» STATED TASK: Write out everything in the passage on corporate greenhushing from "This is the" down to "unacceptable legal liability.", word for word.

» SELECTED PASSAGE:
———

The corporate climate crisis has entered its passive-aggressive phase. For more than a decade, the global business elite mastered the performative art of Greenwashing—a loud, boastful campaign of misinformation designed to solicit public praise and investor capital while fundamentally changing nothing. Glossy sustainability reports and carbon-neutral logos served as a decorative veil over business-as-usual extraction and consumption.
But as 2026 unfolds, a more insidious strategy has taken hold in the boardrooms of London, New York, and Houston. Faced with regulators who finally dared to read the fine print and activists armed with increasingly successful lawsuits, corporations have discovered a more efficient deception: silence.
This is the age of Greenhushing—the calculated evolution of corporate environmental strategy, where the lie of loud rhetoric is replaced by the profitable lie of strategic omission.1 Transparency, once hailed as the bedrock of the global energy transition, is now regarded by General Counsels as an unacceptable legal liability.
The hypocrisy is visible. Companies that spent a decade demanding accolades for their Environmental, Social, and Governance (ESG) commitments are fleeing the stage the moment regulators ask for audited receipts. High-severity greenwashing cases—defined by deliberate deception causing serious harm or penalties—surged globally by over 30% in 2024. In the EU alone, high-severity cases rose 27%, while the United States saw a 114% increase.1 The legal landscape has become a minefield of Directors and Officers liability claims, leading corporate leadership to conclude that silence is the safest route to preserving shareholder value.1
Nearly a quarter of firms surveyed in recent 2025 reports actively choose not to publicise their science-based emissions targets, insulating their operations from public judgment.1 For many, the primary motive was never climate action but reputational immunity. The effort to avoid the “gotcha phenomenon” of activist and media scrutiny now outweighs any supposed benefit of communicating real progress.1
By going radio silent, a company eliminates liability risk, prioritising short-term legal safety over the systemic necessity of transparent climate reporting. But this silence is not a vacuum; it is a shield behind which a massive moral retreat is taking place.

———

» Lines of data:
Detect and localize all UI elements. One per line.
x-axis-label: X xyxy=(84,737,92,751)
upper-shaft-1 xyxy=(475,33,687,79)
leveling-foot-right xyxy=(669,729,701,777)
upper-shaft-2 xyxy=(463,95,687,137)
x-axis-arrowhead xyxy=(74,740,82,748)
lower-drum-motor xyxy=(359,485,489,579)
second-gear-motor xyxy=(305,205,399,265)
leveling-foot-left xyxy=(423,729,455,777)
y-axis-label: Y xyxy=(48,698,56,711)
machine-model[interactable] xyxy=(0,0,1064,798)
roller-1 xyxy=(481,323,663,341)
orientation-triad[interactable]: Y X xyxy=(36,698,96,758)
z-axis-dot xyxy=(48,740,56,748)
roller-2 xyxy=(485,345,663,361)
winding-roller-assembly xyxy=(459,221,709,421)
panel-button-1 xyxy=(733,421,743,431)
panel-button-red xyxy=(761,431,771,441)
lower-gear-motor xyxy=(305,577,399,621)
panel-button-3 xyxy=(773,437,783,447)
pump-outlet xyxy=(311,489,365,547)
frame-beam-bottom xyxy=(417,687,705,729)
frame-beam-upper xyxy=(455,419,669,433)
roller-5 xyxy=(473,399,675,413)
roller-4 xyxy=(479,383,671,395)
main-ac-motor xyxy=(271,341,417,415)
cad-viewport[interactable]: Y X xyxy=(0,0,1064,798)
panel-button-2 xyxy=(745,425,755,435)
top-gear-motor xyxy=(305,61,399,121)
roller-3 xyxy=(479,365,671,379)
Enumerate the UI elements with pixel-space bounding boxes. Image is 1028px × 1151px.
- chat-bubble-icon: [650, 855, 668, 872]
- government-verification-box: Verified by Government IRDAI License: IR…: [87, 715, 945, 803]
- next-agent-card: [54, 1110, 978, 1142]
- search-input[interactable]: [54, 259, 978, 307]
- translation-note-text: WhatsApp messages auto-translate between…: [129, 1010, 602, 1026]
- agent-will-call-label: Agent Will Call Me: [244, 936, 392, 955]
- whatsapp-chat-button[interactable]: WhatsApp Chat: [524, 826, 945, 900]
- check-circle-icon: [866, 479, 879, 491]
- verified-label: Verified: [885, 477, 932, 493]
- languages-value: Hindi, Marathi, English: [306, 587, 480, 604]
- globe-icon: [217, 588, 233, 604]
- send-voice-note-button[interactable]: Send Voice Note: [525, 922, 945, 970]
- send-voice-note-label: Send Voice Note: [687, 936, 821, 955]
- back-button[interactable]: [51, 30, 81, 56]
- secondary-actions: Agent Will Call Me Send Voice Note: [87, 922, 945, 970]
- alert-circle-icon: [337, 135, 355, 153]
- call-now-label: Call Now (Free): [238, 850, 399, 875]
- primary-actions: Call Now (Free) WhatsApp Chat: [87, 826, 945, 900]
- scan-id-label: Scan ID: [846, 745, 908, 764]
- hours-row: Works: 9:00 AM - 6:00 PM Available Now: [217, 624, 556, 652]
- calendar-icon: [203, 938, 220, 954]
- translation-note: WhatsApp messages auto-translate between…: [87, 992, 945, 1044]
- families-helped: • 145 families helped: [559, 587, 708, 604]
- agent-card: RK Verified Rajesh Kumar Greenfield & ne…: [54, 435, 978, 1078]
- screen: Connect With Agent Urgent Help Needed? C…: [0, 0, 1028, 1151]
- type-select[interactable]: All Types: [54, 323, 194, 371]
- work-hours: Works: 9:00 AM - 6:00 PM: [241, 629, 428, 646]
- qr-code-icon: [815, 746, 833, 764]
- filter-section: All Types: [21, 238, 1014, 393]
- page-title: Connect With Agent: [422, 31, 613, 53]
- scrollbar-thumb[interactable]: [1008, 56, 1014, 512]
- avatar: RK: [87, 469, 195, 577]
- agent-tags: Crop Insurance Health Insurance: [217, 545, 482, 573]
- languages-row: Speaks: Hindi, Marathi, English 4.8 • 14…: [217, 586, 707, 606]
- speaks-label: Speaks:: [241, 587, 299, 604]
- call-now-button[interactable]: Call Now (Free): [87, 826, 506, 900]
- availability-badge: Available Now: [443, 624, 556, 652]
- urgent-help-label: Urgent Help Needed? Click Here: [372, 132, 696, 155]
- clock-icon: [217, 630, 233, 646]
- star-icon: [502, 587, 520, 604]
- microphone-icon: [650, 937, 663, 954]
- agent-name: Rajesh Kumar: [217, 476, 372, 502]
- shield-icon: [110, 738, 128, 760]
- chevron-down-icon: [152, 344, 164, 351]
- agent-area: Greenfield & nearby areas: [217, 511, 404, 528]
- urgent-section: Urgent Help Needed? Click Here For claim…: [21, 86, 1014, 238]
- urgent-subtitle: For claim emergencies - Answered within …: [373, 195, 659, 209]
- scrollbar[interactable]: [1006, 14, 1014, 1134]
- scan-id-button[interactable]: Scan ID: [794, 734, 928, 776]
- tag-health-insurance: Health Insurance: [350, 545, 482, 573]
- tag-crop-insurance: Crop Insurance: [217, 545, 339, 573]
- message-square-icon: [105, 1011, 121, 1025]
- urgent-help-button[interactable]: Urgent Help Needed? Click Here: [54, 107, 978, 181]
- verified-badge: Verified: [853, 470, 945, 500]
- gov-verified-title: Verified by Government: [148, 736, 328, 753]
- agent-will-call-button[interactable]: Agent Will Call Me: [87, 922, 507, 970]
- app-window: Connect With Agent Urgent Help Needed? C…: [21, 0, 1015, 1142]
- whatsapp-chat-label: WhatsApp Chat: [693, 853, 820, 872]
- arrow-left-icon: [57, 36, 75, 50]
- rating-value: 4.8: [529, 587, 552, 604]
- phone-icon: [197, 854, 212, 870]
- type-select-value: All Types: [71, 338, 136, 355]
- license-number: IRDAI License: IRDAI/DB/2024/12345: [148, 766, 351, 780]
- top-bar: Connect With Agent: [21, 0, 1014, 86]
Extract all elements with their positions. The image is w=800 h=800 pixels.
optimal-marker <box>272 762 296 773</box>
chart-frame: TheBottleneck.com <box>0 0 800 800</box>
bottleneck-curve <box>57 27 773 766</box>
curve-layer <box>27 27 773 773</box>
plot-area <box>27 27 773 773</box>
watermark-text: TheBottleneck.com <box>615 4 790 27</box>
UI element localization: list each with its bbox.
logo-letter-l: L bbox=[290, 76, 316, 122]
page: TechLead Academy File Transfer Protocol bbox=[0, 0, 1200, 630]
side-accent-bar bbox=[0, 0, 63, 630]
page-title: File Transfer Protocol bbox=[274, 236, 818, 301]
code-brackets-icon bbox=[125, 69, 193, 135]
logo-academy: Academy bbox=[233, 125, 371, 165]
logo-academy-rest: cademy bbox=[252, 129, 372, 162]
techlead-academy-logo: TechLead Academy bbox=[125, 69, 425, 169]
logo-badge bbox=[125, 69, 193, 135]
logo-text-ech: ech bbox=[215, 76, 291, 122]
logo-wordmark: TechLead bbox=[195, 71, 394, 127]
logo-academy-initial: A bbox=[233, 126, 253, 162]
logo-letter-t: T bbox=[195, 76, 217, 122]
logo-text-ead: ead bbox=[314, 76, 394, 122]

———

» SOLVED PROBLEM:
This is the age of Greenhushing—the calculated evolution of corporate environmental strategy, where the lie of loud rhetoric is replaced by the profitable lie of strategic omission.1 Transparency, once hailed as the bedrock of the global energy transition, is now regarded by General Counsels as an unacceptable legal liability.